◆ AUSGEWÄHLTER AUSZUG
Einige Elemente sind mittlerweile schon angeklungen. Dazu gehören Stabilität in verschiedenen Spielphasen, ein besonderer, von eher geringer Intensität geprägter Rhythmus oder der etwas tiefer angelegte Zentrumsfokus. Viele Mannschaften sind sauber organisiert und verfügen über zahlreiche individualtaktisch gut geschulte Spieler – was sowohl Kennzeichen als auch Stärken darstellen.

Das Aufbauspiel ist tendenziell zwar kontrolliert, präsent und dominant, teilweise auch bewusst, was sich an vielen interessanten Spielertypen für die Sechser- und Achterpositionen zeigt, allerdings durch den Rhythmus etwas lasch, unstringent und nicht immer ganz so systematisch aufgezogen.  Wenn die Raumaufteilung in diesen Zonen eben nicht alles ausreizt, sind es oft auch tiefe Spielmacher, die gerne mit längeren Zuspielen die Bälle aus dem gemächlichen Aufbau nach vorne tragen und damit der fast beliebig oder divenhaft wirkenden Charakteristik des Rhythmus entsprechen – ein bisschen der „Pirlo way of life“, wie Kollege MR mal formuliert hat.

◆ DATENZEILEN

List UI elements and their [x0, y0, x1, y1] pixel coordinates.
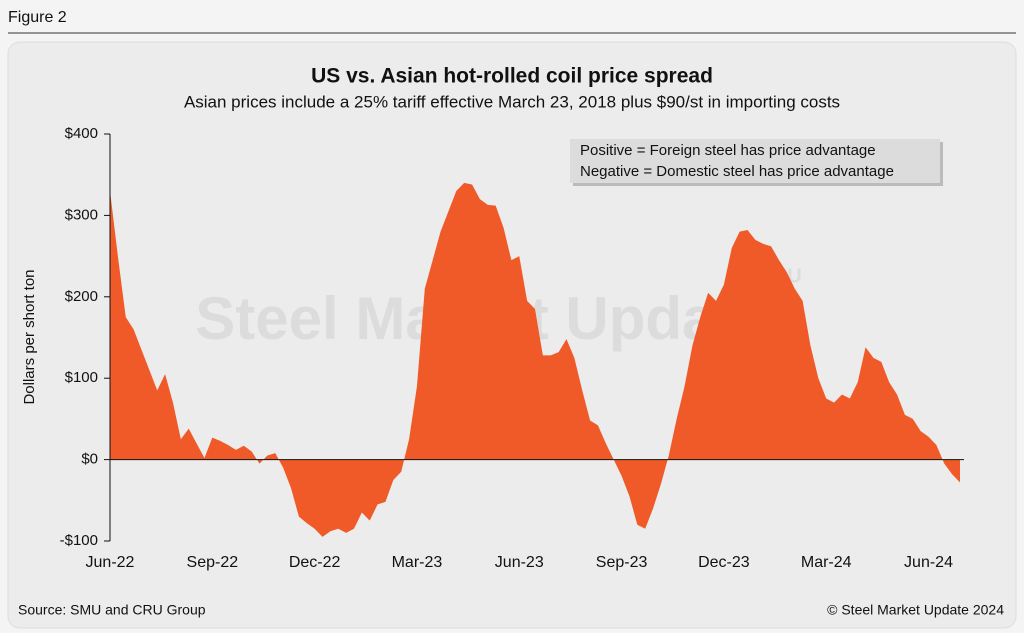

◆ BITTE BEARBEITEN
a – Würden Sie aus dem Auszug über das Aufbauspiel den Abschnitt abschreiben, der mit „Einige Elemente sind“ beginnt und bis einschließlich „auch Stärken darstellen.“ reicht?
b – Könnten Sie den Auszug über das Aufbauspiel im Anschluss an seinen letzten Satz weiterführen?

◆ ERGEBNISSE NACHEINANDER
a –
Einige Elemente sind mittlerweile schon angeklungen. Dazu gehören Stabilität in verschiedenen Spielphasen, ein besonderer, von eher geringer Intensität geprägter Rhythmus oder der etwas tiefer angelegte Zentrumsfokus. Viele Mannschaften sind sauber organisiert und verfügen über zahlreiche individualtaktisch gut geschulte Spieler – was sowohl Kennzeichen als auch Stärken darstellen.

b –
Neben diesen Figuren kommen im Mittelfeld sehr viele vielseitige Allround-Achter, die sich in den verschiedenen Formationen auch gut anpassen können und mit ihrem – besser als bisweilen in den Aufbaustaffelungen – guten Bewegungsspiel überzeugen. In den Offensivbereichen gibt es eher weniger spielerisch kombinative Aktionen, mit denen Durchschlagskraft taktisch sauber in gruppentaktischen Abläufen erzeugt werden, sondern es sind eher einzelne Faktoren dafür verantwortlich – ob durch einzelne geniale Pässe, die Auswirkungen der Präsenz und des Bewegungsspiel einzelner Mannschaftsteile oder beispielsweise kleinere, vorstrukturierte Mechanismen wie die Nutzung von Ablagen zwischen Stürmern und Achtern.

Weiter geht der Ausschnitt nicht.